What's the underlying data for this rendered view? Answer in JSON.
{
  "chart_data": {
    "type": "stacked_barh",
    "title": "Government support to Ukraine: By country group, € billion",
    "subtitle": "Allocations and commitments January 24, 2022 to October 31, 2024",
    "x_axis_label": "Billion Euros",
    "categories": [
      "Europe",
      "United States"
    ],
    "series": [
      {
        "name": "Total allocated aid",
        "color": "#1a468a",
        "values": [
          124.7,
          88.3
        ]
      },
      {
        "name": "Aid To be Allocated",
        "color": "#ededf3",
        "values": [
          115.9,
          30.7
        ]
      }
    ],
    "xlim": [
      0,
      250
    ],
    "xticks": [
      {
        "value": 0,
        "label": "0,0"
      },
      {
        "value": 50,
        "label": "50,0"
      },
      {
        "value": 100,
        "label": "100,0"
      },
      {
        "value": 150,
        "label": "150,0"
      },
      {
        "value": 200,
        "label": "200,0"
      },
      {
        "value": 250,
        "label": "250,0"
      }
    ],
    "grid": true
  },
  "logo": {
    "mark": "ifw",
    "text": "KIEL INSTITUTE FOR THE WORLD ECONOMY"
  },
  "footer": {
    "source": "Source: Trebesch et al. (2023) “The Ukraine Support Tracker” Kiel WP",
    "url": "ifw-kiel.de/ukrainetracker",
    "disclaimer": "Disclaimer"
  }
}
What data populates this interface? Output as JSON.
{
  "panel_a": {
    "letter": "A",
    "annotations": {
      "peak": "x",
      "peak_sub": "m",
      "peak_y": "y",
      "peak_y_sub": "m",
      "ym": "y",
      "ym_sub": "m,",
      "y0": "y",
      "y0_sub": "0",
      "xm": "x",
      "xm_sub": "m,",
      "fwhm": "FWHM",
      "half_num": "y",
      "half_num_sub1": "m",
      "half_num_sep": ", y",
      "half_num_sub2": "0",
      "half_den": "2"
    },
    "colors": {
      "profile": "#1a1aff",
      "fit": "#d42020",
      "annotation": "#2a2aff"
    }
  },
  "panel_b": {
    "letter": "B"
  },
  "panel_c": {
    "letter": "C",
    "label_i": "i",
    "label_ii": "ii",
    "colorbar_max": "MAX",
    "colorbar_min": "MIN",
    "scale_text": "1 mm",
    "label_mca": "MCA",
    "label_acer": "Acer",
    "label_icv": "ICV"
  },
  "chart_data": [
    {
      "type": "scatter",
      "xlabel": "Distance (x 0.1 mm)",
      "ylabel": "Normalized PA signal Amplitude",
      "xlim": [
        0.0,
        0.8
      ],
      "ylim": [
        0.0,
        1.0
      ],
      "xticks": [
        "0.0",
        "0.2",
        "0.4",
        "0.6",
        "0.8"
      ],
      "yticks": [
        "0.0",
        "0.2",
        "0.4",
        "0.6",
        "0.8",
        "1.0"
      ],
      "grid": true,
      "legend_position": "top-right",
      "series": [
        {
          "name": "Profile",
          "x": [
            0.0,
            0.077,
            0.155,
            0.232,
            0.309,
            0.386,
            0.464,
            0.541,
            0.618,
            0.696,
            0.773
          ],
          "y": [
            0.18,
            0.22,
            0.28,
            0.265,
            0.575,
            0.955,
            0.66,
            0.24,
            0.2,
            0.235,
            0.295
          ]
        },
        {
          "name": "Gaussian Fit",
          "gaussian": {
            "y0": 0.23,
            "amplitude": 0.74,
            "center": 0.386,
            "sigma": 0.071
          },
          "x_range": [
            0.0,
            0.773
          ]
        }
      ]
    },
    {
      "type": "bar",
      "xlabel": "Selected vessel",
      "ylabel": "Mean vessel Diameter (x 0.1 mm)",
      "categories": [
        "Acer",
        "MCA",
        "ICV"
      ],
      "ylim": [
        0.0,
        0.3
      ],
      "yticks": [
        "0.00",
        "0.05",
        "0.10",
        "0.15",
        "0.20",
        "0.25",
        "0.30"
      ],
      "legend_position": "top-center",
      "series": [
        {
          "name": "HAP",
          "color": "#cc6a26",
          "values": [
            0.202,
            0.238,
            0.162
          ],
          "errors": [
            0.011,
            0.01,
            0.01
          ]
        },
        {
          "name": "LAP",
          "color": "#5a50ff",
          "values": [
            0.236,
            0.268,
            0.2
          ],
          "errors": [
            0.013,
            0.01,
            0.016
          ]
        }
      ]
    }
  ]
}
-*-
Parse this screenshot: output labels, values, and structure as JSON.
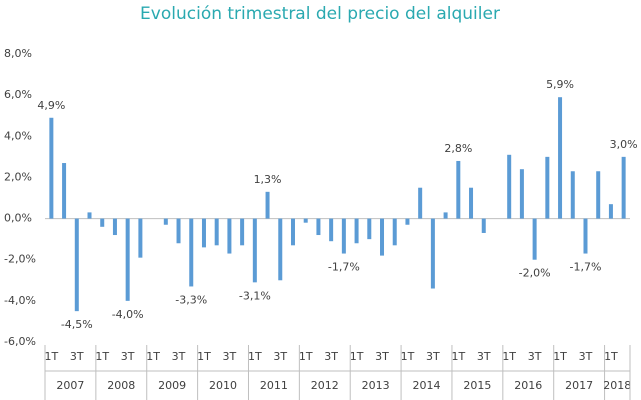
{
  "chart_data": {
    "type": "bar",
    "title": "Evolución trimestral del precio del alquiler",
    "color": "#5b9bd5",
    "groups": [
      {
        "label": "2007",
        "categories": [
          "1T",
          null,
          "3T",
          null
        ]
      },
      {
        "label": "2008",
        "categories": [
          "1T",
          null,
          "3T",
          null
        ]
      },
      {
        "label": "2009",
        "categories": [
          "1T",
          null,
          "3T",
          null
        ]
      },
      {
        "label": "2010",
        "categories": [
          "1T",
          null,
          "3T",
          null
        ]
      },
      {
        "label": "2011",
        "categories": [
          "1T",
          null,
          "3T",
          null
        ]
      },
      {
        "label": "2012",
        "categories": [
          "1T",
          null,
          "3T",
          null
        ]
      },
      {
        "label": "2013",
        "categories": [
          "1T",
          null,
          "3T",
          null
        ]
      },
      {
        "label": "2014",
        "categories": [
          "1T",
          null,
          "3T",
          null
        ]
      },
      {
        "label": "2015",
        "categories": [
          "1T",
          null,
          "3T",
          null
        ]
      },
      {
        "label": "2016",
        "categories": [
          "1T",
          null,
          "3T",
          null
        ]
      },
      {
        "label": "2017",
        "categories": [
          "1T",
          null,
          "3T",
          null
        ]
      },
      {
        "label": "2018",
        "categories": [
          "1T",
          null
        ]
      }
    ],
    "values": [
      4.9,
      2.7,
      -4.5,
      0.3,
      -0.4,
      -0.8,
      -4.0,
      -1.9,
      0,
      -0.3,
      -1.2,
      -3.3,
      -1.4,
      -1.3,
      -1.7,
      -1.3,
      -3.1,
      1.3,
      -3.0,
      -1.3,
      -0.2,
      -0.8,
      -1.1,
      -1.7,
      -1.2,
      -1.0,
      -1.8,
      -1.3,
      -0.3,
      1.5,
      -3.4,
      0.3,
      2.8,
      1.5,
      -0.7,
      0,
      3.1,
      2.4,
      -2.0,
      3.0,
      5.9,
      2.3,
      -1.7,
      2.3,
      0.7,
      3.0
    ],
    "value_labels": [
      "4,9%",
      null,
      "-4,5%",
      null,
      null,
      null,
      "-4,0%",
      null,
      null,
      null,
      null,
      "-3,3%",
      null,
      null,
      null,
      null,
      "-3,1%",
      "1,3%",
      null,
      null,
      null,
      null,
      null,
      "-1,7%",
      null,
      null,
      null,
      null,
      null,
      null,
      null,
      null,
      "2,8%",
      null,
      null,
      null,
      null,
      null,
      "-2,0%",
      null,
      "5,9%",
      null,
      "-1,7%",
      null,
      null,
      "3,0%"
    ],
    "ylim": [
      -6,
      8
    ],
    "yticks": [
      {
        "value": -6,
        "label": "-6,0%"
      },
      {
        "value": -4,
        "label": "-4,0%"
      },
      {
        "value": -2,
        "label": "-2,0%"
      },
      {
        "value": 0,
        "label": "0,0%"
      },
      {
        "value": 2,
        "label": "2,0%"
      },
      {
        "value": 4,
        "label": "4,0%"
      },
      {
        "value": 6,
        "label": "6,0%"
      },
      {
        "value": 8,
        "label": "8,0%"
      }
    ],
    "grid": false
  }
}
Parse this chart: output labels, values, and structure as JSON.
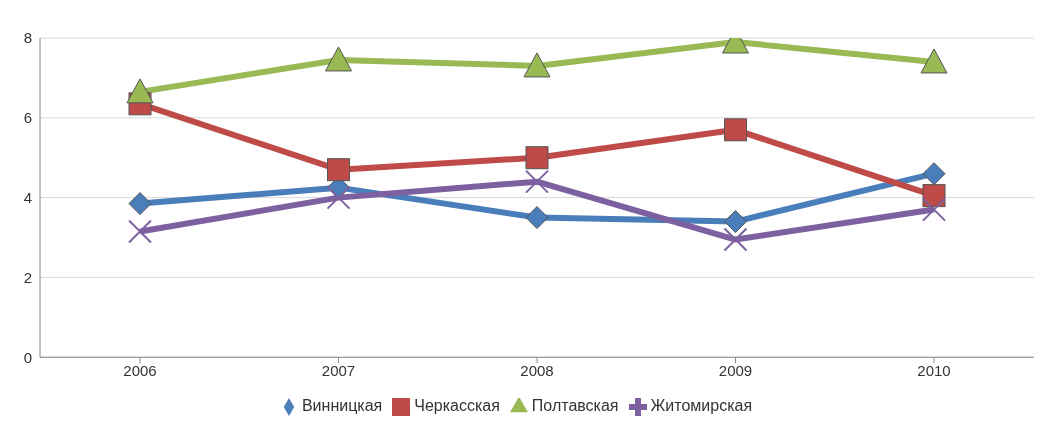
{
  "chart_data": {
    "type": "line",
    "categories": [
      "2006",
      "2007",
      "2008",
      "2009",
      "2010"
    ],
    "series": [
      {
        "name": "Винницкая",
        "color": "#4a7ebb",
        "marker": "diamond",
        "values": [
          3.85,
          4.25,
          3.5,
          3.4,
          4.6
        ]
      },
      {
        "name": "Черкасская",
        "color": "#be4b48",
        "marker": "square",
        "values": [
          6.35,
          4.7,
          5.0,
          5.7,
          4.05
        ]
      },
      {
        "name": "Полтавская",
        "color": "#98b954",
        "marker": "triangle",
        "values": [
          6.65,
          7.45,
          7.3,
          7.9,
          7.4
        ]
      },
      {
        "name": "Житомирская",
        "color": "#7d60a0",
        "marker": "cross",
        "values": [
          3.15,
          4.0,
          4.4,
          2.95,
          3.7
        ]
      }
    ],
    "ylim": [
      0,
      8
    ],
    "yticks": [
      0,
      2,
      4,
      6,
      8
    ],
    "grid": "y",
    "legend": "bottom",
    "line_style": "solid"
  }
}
-*-
Exercise requirements: Looking at the material above, count the lines containing the string "this" and reply with the count alone.

Solved problem: 4